* EXERCISE REQUIREMENTS:
Pick out each line containing the string "frac" and copy it.

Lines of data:
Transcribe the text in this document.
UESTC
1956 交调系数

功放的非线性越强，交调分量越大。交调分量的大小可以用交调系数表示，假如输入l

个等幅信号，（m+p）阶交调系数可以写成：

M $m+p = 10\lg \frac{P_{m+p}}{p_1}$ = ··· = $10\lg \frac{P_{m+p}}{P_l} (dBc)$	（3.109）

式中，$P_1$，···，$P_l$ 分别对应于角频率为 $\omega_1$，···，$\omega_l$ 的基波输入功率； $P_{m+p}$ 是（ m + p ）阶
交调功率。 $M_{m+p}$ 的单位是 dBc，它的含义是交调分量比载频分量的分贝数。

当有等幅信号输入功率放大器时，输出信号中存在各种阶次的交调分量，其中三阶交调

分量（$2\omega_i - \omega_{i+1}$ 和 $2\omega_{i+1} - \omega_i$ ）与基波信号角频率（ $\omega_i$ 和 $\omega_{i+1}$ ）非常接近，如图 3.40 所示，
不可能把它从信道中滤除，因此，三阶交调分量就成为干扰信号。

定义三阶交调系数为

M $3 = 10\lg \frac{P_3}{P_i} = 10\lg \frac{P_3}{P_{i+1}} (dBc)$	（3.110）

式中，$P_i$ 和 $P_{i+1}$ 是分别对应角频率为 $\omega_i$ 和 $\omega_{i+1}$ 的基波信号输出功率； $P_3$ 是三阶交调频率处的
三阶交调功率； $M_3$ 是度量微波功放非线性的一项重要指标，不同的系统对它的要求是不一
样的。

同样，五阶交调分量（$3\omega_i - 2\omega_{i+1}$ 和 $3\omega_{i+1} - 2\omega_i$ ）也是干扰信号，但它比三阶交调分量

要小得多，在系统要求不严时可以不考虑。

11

* EXERCISE RESULT:
M $m+p = 10\lg \frac{P_{m+p}}{p_1}$ = ··· = $10\lg \frac{P_{m+p}}{P_l} (dBc)$	（3.109）
M $3 = 10\lg \frac{P_3}{P_i} = 10\lg \frac{P_3}{P_{i+1}} (dBc)$	（3.110）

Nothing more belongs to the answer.